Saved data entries
..........
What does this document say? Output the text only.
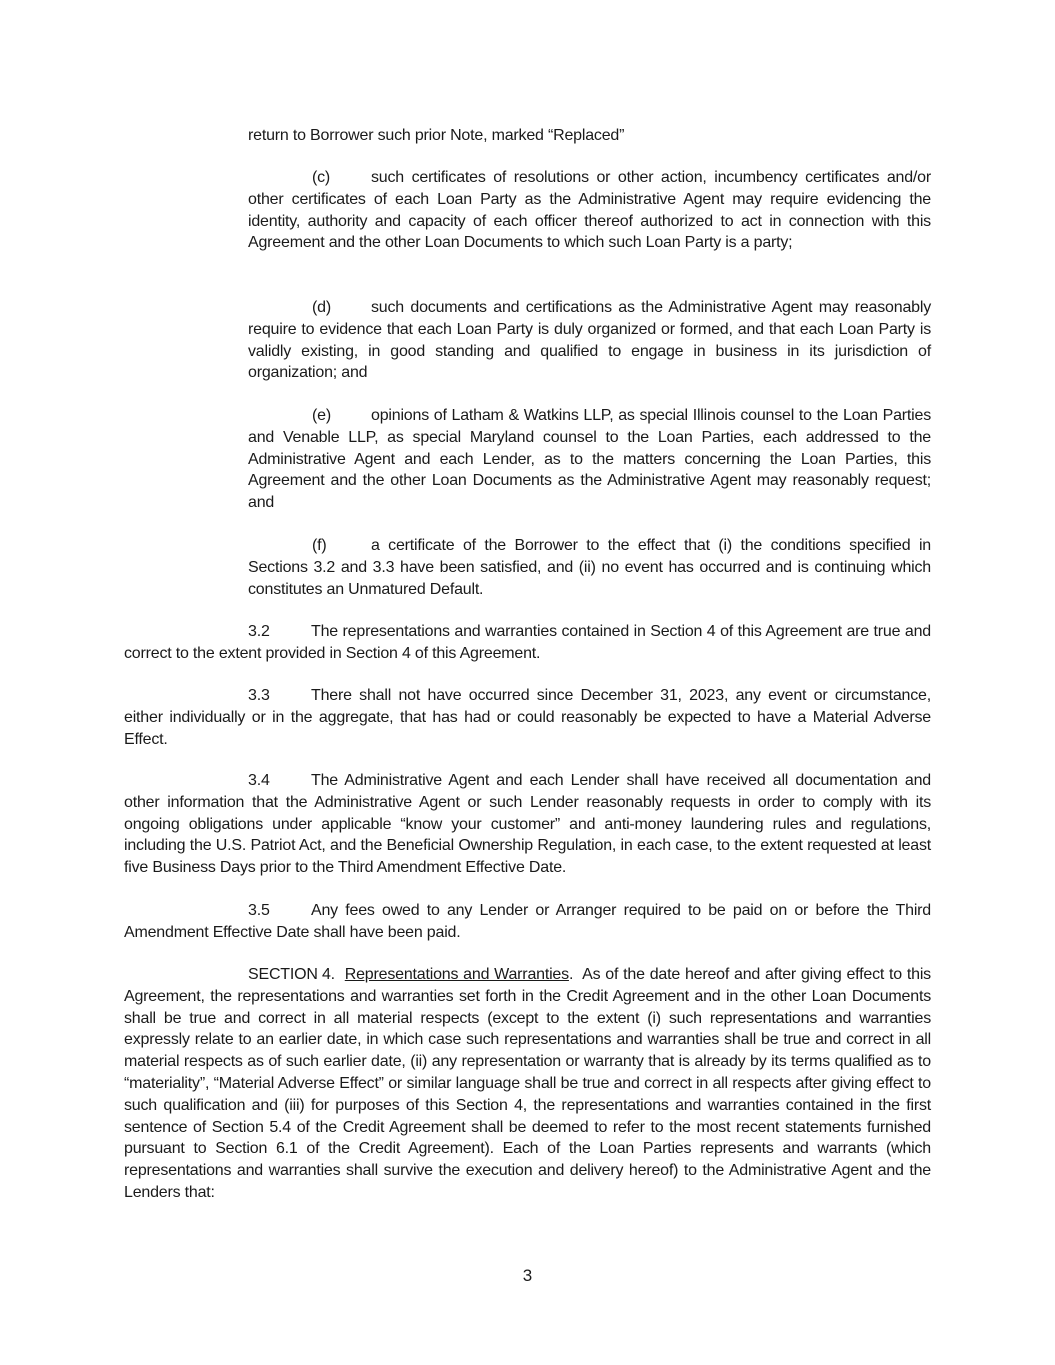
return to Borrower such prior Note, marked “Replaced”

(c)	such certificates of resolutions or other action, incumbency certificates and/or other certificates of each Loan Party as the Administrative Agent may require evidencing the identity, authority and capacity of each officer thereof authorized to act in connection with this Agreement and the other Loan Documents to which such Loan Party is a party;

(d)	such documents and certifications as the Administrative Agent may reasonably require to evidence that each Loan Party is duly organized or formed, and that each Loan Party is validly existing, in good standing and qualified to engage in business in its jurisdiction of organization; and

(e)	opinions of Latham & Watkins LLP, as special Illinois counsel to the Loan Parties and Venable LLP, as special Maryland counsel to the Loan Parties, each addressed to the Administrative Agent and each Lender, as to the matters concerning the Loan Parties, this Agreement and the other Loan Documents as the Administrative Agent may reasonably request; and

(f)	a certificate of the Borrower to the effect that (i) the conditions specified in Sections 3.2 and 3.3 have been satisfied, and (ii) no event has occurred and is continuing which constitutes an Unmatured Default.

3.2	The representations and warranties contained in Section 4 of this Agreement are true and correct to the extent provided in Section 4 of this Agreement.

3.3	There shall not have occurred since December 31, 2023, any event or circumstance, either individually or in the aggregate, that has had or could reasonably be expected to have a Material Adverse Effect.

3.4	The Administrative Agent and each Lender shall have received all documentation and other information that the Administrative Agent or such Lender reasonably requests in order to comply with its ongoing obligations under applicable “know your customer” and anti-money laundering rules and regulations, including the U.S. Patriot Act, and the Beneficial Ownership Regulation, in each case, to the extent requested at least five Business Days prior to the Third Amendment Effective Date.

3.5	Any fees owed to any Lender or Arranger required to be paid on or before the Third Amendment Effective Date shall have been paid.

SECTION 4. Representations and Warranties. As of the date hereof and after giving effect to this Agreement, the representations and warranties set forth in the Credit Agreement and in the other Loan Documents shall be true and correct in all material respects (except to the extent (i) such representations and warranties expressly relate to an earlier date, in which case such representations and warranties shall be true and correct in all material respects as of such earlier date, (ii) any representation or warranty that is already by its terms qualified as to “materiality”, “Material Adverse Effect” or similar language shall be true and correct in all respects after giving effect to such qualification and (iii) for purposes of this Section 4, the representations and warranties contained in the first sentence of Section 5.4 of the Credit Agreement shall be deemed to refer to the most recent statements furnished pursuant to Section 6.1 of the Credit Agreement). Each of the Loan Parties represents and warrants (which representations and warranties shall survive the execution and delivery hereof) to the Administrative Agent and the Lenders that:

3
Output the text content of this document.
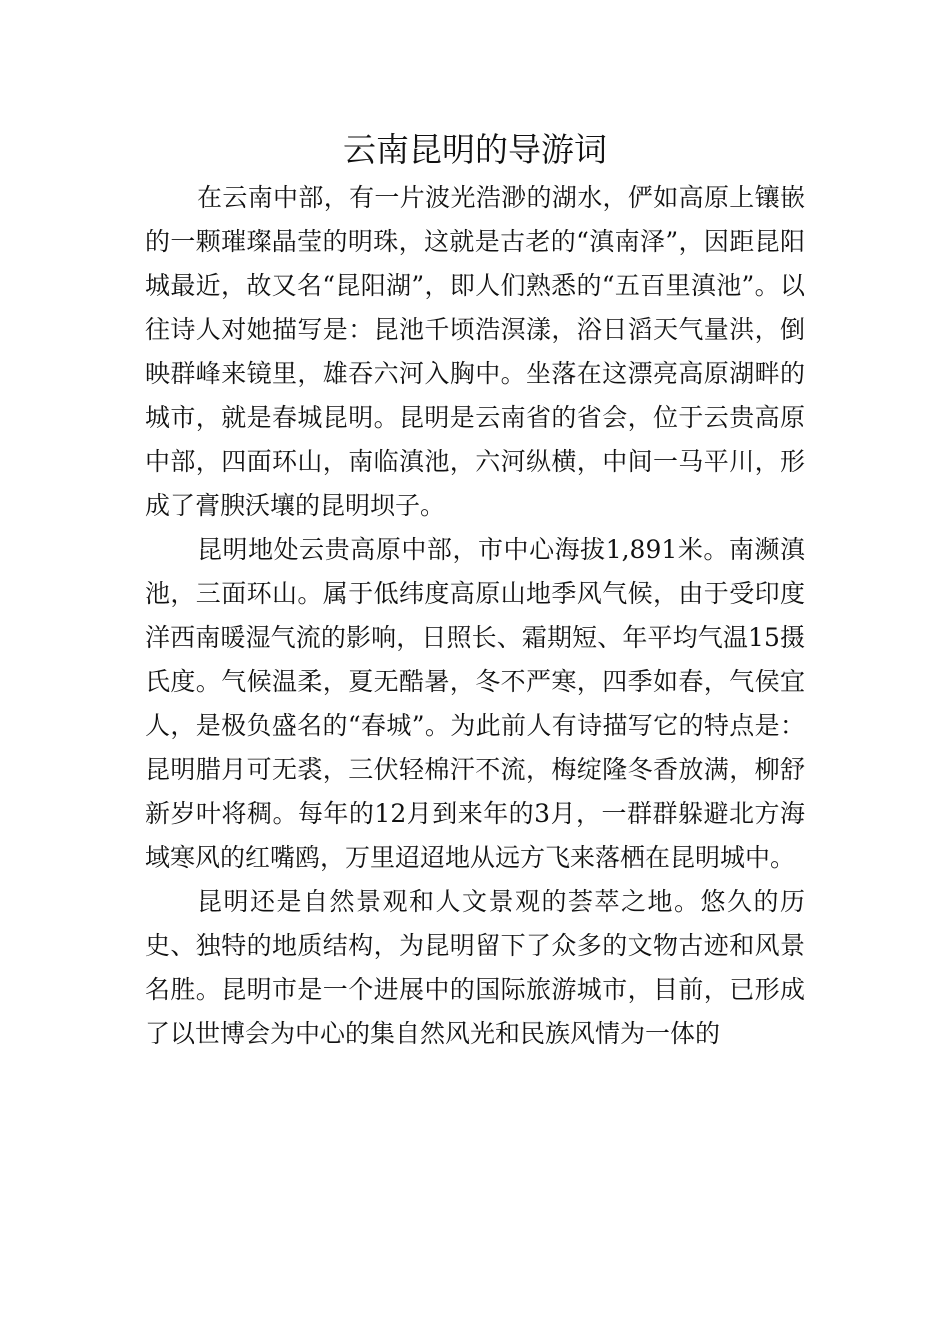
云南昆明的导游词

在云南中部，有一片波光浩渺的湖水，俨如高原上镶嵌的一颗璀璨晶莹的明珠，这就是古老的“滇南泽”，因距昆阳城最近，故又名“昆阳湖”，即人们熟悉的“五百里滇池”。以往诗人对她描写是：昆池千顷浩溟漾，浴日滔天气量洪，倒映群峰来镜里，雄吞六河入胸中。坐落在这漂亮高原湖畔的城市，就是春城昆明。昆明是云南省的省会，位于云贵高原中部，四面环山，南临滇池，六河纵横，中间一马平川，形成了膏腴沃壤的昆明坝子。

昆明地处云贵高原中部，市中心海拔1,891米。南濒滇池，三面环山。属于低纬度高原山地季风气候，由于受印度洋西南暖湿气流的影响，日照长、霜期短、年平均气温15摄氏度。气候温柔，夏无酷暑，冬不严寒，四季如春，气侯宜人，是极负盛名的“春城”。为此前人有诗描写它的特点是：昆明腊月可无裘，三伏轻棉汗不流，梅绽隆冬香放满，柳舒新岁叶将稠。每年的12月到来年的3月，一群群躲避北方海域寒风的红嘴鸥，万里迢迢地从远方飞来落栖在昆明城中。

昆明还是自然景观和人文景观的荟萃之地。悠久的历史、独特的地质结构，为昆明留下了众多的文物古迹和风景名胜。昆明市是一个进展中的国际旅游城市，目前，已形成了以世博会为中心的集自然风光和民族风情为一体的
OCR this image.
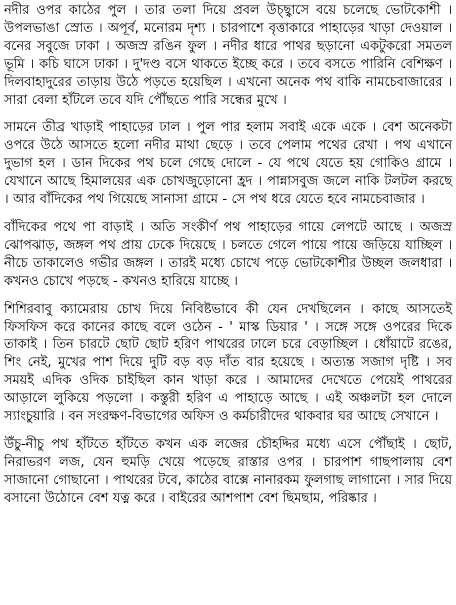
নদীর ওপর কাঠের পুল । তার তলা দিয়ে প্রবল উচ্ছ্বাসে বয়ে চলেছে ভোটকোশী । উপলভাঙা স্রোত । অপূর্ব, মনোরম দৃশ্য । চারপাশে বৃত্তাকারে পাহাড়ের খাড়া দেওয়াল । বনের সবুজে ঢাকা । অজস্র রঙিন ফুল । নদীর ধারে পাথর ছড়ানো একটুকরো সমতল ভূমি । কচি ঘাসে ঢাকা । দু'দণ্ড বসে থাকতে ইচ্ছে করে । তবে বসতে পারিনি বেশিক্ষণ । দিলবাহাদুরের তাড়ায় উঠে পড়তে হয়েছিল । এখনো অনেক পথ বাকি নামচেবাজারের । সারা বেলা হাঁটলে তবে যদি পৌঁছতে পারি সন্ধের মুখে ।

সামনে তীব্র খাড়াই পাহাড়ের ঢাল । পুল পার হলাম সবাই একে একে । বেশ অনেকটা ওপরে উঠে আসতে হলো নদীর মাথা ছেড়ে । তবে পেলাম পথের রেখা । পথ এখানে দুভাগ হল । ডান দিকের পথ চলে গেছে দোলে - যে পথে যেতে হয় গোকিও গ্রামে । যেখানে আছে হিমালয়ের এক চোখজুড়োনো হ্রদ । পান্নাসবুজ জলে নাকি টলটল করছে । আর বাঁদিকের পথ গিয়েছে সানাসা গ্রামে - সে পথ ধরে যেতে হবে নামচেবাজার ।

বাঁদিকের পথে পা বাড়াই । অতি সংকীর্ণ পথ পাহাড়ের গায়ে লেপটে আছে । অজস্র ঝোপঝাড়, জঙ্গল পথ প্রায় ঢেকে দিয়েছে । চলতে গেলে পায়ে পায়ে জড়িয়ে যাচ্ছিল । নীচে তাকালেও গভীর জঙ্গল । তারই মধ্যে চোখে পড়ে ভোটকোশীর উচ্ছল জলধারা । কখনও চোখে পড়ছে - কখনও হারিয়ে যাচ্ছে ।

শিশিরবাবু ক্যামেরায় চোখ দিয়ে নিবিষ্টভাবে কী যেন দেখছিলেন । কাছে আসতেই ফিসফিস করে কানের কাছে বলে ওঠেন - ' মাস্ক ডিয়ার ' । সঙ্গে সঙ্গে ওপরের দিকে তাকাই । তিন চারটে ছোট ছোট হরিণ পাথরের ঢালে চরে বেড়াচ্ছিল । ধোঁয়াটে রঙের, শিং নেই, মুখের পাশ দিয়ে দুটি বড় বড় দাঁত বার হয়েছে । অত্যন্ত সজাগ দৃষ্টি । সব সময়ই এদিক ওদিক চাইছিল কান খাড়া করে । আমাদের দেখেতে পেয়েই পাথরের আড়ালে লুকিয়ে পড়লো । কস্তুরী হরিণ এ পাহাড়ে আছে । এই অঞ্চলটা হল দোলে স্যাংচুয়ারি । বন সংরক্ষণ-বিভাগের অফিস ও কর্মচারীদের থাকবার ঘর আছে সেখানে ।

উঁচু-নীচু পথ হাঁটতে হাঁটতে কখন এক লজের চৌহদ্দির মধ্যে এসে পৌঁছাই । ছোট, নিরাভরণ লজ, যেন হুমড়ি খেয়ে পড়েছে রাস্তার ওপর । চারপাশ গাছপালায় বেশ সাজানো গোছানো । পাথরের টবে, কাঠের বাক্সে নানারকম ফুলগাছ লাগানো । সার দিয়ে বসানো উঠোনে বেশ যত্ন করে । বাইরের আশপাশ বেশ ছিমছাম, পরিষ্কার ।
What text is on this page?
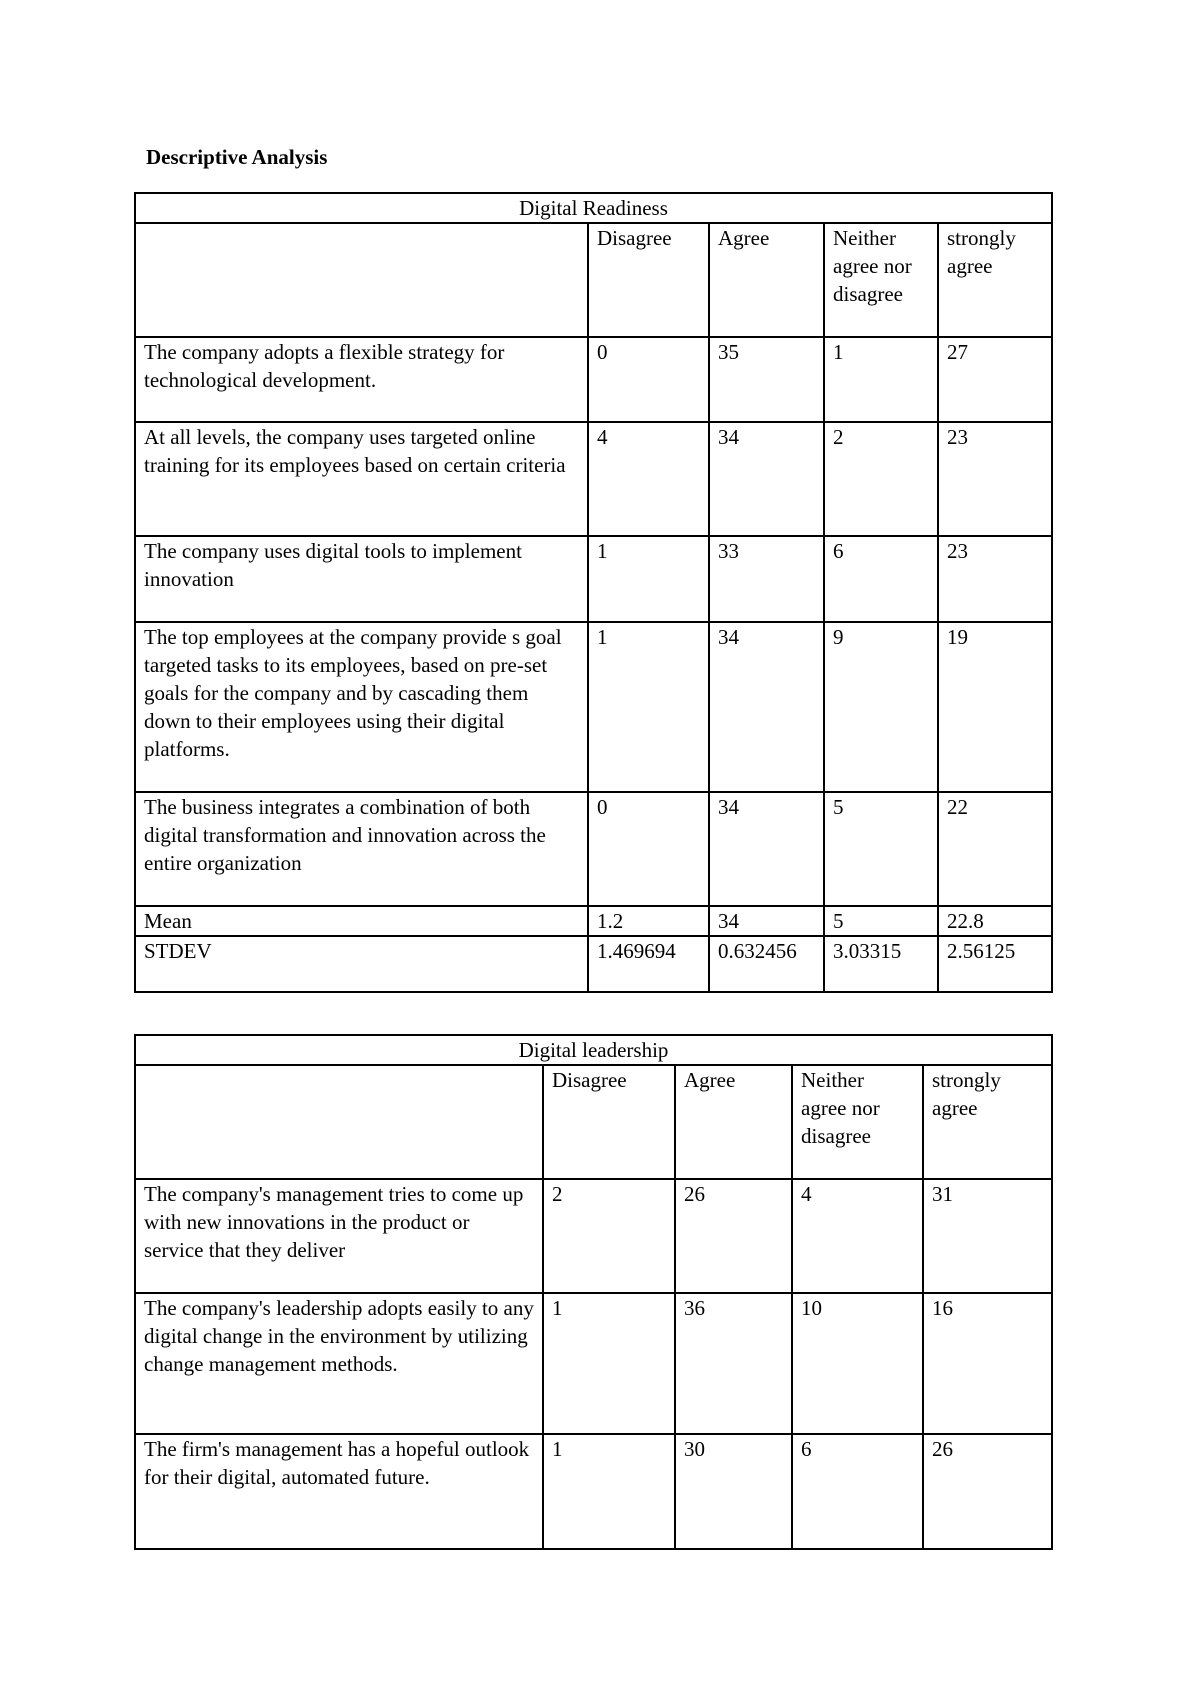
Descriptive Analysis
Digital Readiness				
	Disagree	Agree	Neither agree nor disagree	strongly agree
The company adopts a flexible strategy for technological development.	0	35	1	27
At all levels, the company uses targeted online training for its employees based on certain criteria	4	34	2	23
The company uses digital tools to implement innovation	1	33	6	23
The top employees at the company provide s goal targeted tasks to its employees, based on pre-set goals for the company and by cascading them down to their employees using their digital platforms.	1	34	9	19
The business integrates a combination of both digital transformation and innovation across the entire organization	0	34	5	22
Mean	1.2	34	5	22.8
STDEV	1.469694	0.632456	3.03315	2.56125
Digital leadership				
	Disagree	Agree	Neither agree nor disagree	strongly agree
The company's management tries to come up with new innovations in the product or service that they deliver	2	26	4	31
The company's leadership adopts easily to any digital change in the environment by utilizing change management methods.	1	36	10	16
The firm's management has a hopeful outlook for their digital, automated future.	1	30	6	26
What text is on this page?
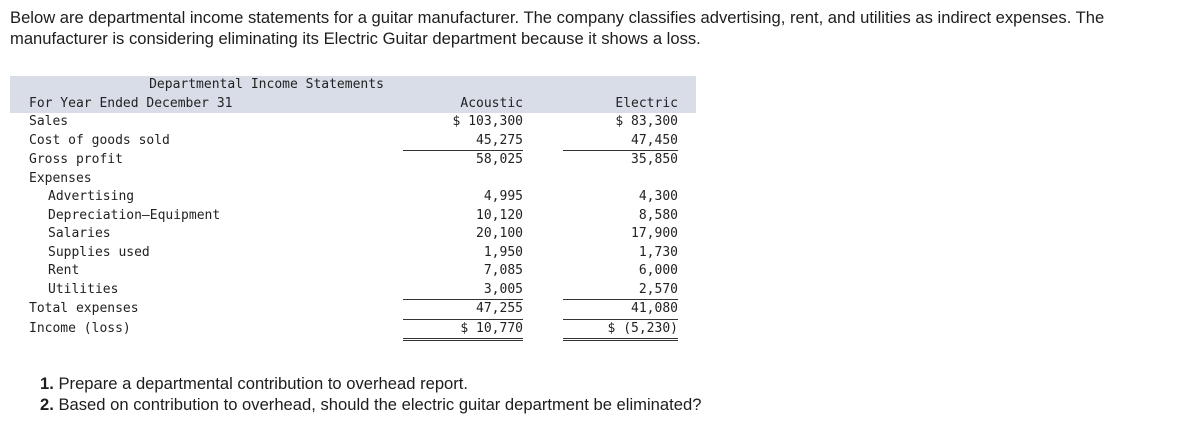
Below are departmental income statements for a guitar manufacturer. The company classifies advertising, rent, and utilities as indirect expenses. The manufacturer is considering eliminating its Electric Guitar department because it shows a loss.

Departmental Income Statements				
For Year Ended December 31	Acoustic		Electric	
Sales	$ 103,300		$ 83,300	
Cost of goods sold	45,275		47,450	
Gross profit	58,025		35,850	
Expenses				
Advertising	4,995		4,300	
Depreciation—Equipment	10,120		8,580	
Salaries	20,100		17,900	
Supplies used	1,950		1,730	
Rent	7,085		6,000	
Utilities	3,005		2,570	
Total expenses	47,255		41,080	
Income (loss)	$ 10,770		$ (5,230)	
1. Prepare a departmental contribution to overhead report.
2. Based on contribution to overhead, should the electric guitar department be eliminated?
..........
- [TO BE DONE] Copy out all lines that carry the word "leadership".

- [RESPONSE TO THE TASK]
Digital leadership				
The company's leadership adopts easily to any digital change in the environment by utilizing change management methods.	1	36	10	16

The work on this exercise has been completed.